* **SHORT TASK**
Note how many lines in the entries contain the string "उपलब", then give that number and nothing else.

>> Start SUPPLIED ENTRIES

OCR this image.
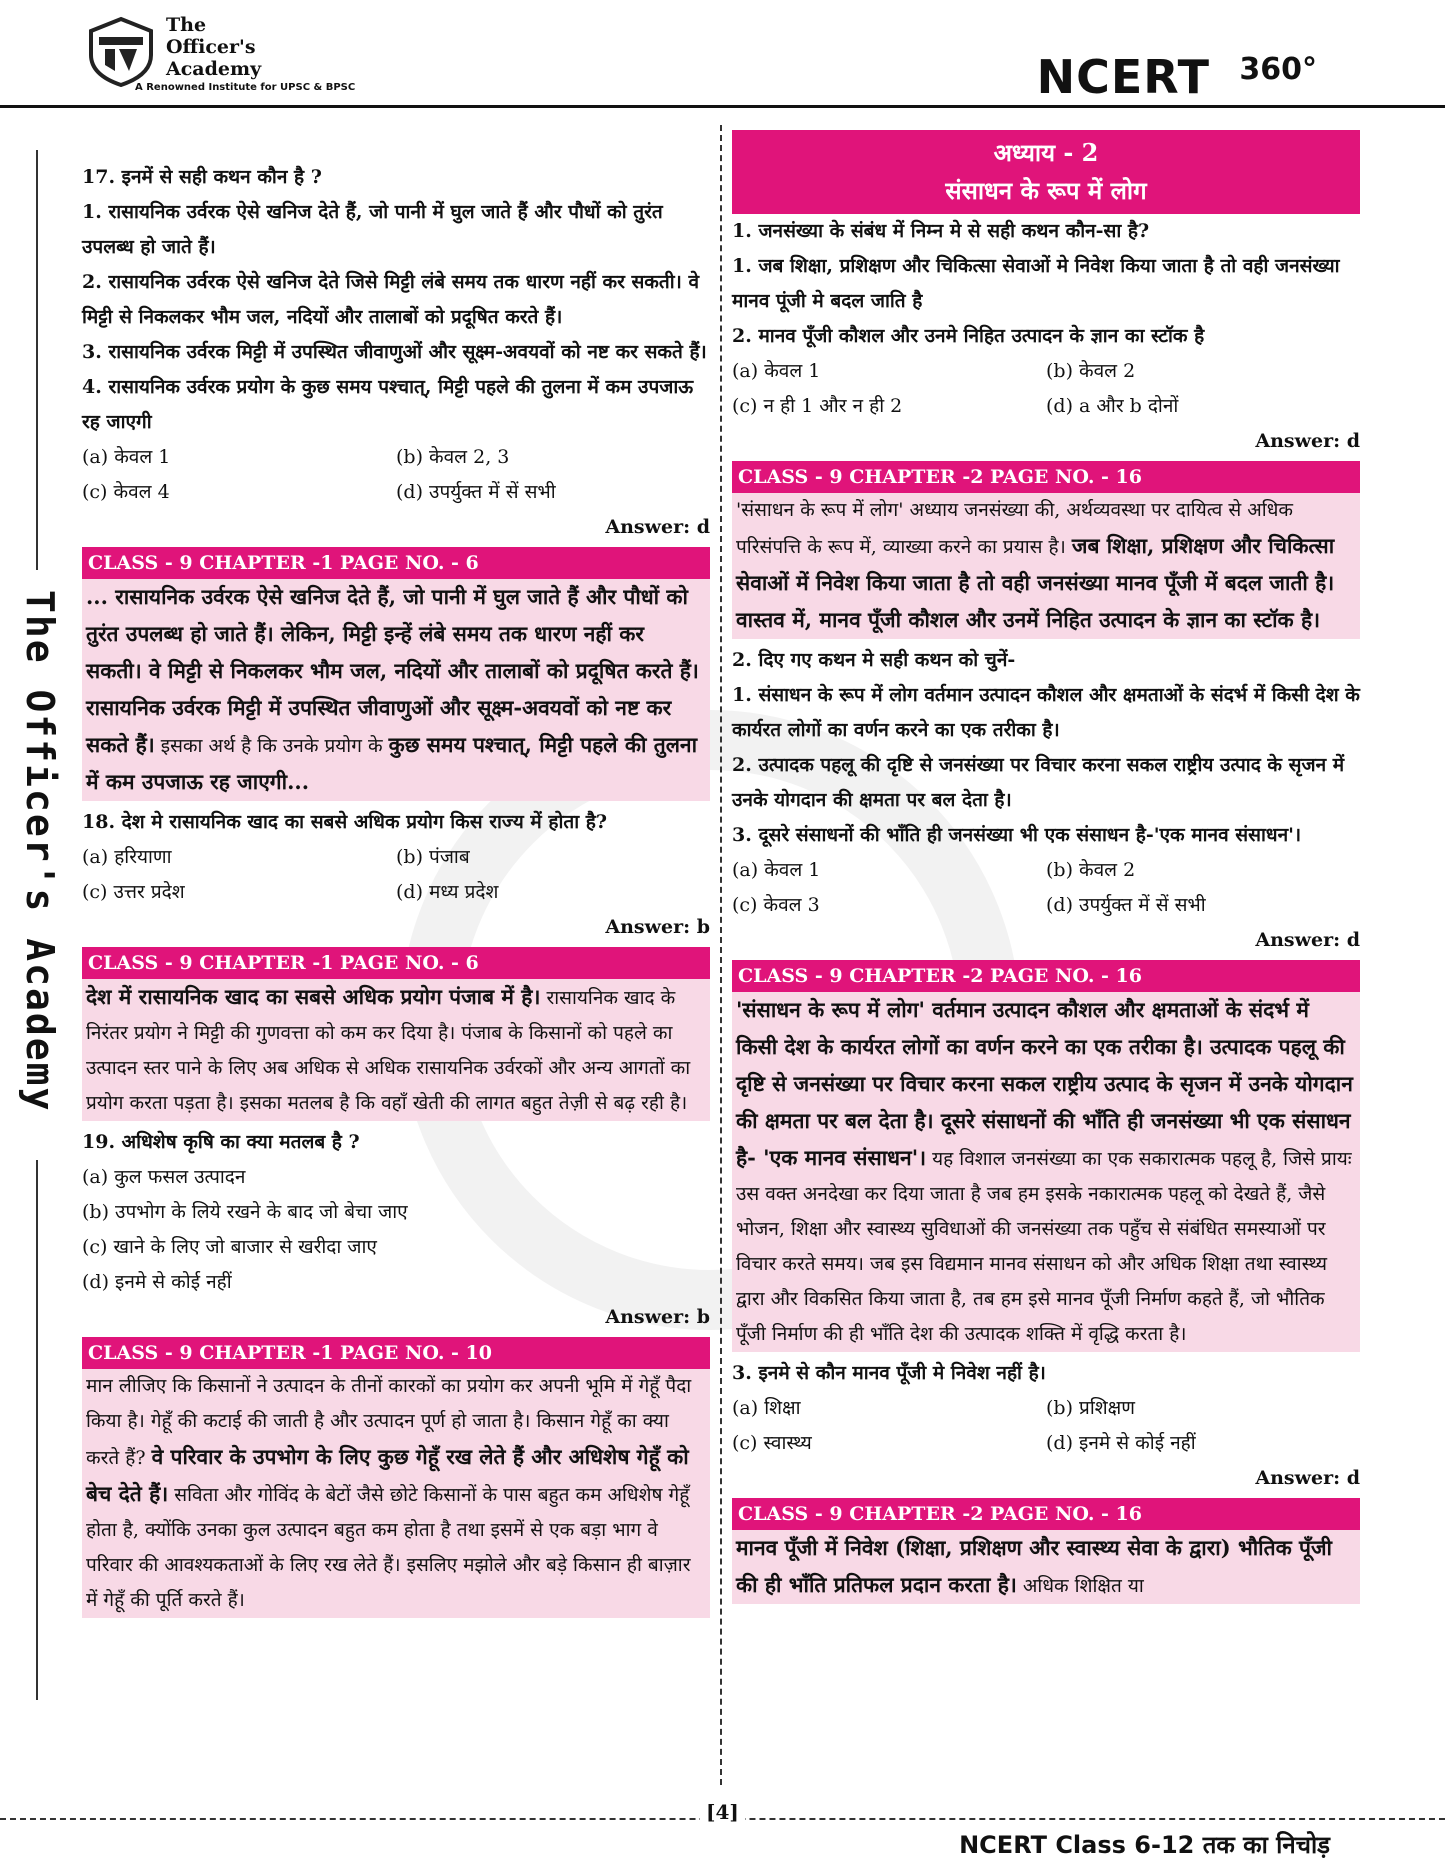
The
Officer's
Academy
A Renowned Institute for UPSC & BPSC	NCERT 360°
The Officer's Academy
17. इनमें से सही कथन कौन है ?
1. रासायनिक उर्वरक ऐसे खनिज देते हैं, जो पानी में घुल जाते हैं और पौधों को तुरंत उपलब्ध हो जाते हैं।
2. रासायनिक उर्वरक ऐसे खनिज देते जिसे मिट्टी लंबे समय तक धारण नहीं कर सकती। वे मिट्टी से निकलकर भौम जल, नदियों और तालाबों को प्रदूषित करते हैं।
3. रासायनिक उर्वरक मिट्टी में उपस्थित जीवाणुओं और सूक्ष्म-अवयवों को नष्ट कर सकते हैं।
4. रासायनिक उर्वरक प्रयोग के कुछ समय पश्चात्, मिट्टी पहले की तुलना में कम उपजाऊ रह जाएगी
(a) केवल 1	(b) केवल 2, 3
(c) केवल 4	(d) उपर्युक्त में सें सभी
Answer: d
CLASS - 9 CHAPTER -1 PAGE NO. - 6
... रासायनिक उर्वरक ऐसे खनिज देते हैं, जो पानी में घुल जाते हैं और पौधों को तुरंत उपलब्ध हो जाते हैं। लेकिन, मिट्टी इन्हें लंबे समय तक धारण नहीं कर सकती। वे मिट्टी से निकलकर भौम जल, नदियों और तालाबों को प्रदूषित करते हैं। रासायनिक उर्वरक मिट्टी में उपस्थित जीवाणुओं और सूक्ष्म-अवयवों को नष्ट कर सकते हैं। इसका अर्थ है कि उनके प्रयोग के कुछ समय पश्चात्, मिट्टी पहले की तुलना में कम उपजाऊ रह जाएगी...
18. देश मे रासायनिक खाद का सबसे अधिक प्रयोग किस राज्य में होता है?
(a) हरियाणा	(b) पंजाब
(c) उत्तर प्रदेश	(d) मध्य प्रदेश
Answer: b
CLASS - 9 CHAPTER -1 PAGE NO. - 6
देश में रासायनिक खाद का सबसे अधिक प्रयोग पंजाब में है। रासायनिक खाद के निरंतर प्रयोग ने मिट्टी की गुणवत्ता को कम कर दिया है। पंजाब के किसानों को पहले का उत्पादन स्तर पाने के लिए अब अधिक से अधिक रासायनिक उर्वरकों और अन्य आगतों का प्रयोग करता पड़ता है। इसका मतलब है कि वहाँ खेती की लागत बहुत तेज़ी से बढ़ रही है।
19. अधिशेष कृषि का क्या मतलब है ?
(a) कुल फसल उत्पादन
(b) उपभोग के लिये रखने के बाद जो बेचा जाए
(c) खाने के लिए जो बाजार से खरीदा जाए
(d) इनमे से कोई नहीं
Answer: b
CLASS - 9 CHAPTER -1 PAGE NO. - 10
मान लीजिए कि किसानों ने उत्पादन के तीनों कारकों का प्रयोग कर अपनी भूमि में गेहूँ पैदा किया है। गेहूँ की कटाई की जाती है और उत्पादन पूर्ण हो जाता है। किसान गेहूँ का क्या करते हैं? वे परिवार के उपभोग के लिए कुछ गेहूँ रख लेते हैं और अधिशेष गेहूँ को बेच देते हैं। सविता और गोविंद के बेटों जैसे छोटे किसानों के पास बहुत कम अधिशेष गेहूँ होता है, क्योंकि उनका कुल उत्पादन बहुत कम होता है तथा इसमें से एक बड़ा भाग वे परिवार की आवश्यकताओं के लिए रख लेते हैं। इसलिए मझोले और बड़े किसान ही बाज़ार में गेहूँ की पूर्ति करते हैं।
अध्याय - 2
संसाधन के रूप में लोग
1. जनसंख्या के संबंध में निम्न मे से सही कथन कौन-सा है?
1. जब शिक्षा, प्रशिक्षण और चिकित्सा सेवाओं मे निवेश किया जाता है तो वही जनसंख्या मानव पूंजी मे बदल जाति है
2. मानव पूँजी कौशल और उनमे निहित उत्पादन के ज्ञान का स्टॉक है
(a) केवल 1	(b) केवल 2
(c) न ही 1 और न ही 2	(d) a और b दोनों
Answer: d
CLASS - 9 CHAPTER -2 PAGE NO. - 16
'संसाधन के रूप में लोग' अध्याय जनसंख्या की, अर्थव्यवस्था पर दायित्व से अधिक परिसंपत्ति के रूप में, व्याख्या करने का प्रयास है। जब शिक्षा, प्रशिक्षण और चिकित्सा सेवाओं में निवेश किया जाता है तो वही जनसंख्या मानव पूँजी में बदल जाती है। वास्तव में, मानव पूँजी कौशल और उनमें निहित उत्पादन के ज्ञान का स्टॉक है।
2. दिए गए कथन मे सही कथन को चुनें-
1. संसाधन के रूप में लोग वर्तमान उत्पादन कौशल और क्षमताओं के संदर्भ में किसी देश के कार्यरत लोगों का वर्णन करने का एक तरीका है।
2. उत्पादक पहलू की दृष्टि से जनसंख्या पर विचार करना सकल राष्ट्रीय उत्पाद के सृजन में उनके योगदान की क्षमता पर बल देता है।
3. दूसरे संसाधनों की भाँति ही जनसंख्या भी एक संसाधन है-'एक मानव संसाधन'।
(a) केवल 1	(b) केवल 2
(c) केवल 3	(d) उपर्युक्त में सें सभी
Answer: d
CLASS - 9 CHAPTER -2 PAGE NO. - 16
'संसाधन के रूप में लोग' वर्तमान उत्पादन कौशल और क्षमताओं के संदर्भ में किसी देश के कार्यरत लोगों का वर्णन करने का एक तरीका है। उत्पादक पहलू की दृष्टि से जनसंख्या पर विचार करना सकल राष्ट्रीय उत्पाद के सृजन में उनके योगदान की क्षमता पर बल देता है। दूसरे संसाधनों की भाँति ही जनसंख्या भी एक संसाधन है- 'एक मानव संसाधन'। यह विशाल जनसंख्या का एक सकारात्मक पहलू है, जिसे प्रायः उस वक्त अनदेखा कर दिया जाता है जब हम इसके नकारात्मक पहलू को देखते हैं, जैसे भोजन, शिक्षा और स्वास्थ्य सुविधाओं की जनसंख्या तक पहुँच से संबंधित समस्याओं पर विचार करते समय। जब इस विद्यमान मानव संसाधन को और अधिक शिक्षा तथा स्वास्थ्य द्वारा और विकसित किया जाता है, तब हम इसे मानव पूँजी निर्माण कहते हैं, जो भौतिक पूँजी निर्माण की ही भाँति देश की उत्पादक शक्ति में वृद्धि करता है।
3. इनमे से कौन मानव पूँजी मे निवेश नहीं है।
(a) शिक्षा	(b) प्रशिक्षण
(c) स्वास्थ्य	(d) इनमे से कोई नहीं
Answer: d
CLASS - 9 CHAPTER -2 PAGE NO. - 16
मानव पूँजी में निवेश (शिक्षा, प्रशिक्षण और स्वास्थ्य सेवा के द्वारा) भौतिक पूँजी की ही भाँति प्रतिफल प्रदान करता है। अधिक शिक्षित या
[4]
NCERT Class 6-12 तक का निचोड़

>> End SUPPLIED ENTRIES

* **THE RESPONSE**
2